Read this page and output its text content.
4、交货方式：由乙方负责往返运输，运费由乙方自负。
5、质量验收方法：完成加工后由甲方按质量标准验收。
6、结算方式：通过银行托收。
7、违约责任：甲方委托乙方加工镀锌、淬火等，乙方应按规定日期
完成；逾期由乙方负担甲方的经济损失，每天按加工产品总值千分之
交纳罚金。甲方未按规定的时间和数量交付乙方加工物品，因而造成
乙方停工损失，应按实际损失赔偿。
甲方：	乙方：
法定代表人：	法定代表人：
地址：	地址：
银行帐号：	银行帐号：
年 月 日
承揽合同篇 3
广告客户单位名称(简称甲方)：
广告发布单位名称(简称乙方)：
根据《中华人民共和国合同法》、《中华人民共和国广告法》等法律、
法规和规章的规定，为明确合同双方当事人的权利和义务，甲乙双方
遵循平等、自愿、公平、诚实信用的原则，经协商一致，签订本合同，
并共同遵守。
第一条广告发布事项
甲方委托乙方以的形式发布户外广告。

What is required:
Your task is to transcribe the material exactly.

Complete output:
Read this page and output its text content.
4、交货方式：由乙方负责往返运输，运费由乙方自负。
5、质量验收方法：完成加工后由甲方按质量标准验收。
6、结算方式：通过银行托收。
7、违约责任：甲方委托乙方加工镀锌、淬火等，乙方应按规定日期
完成；逾期由乙方负担甲方的经济损失，每天按加工产品总值千分之
交纳罚金。甲方未按规定的时间和数量交付乙方加工物品，因而造成
乙方停工损失，应按实际损失赔偿。
甲方：	乙方：
法定代表人：	法定代表人：
地址：	地址：
银行帐号：	银行帐号：
年 月 日
承揽合同篇 3
广告客户单位名称(简称甲方)：
广告发布单位名称(简称乙方)：
根据《中华人民共和国合同法》、《中华人民共和国广告法》等法律、
法规和规章的规定，为明确合同双方当事人的权利和义务，甲乙双方
遵循平等、自愿、公平、诚实信用的原则，经协商一致，签订本合同，
并共同遵守。
第一条广告发布事项
甲方委托乙方以的形式发布户外广告。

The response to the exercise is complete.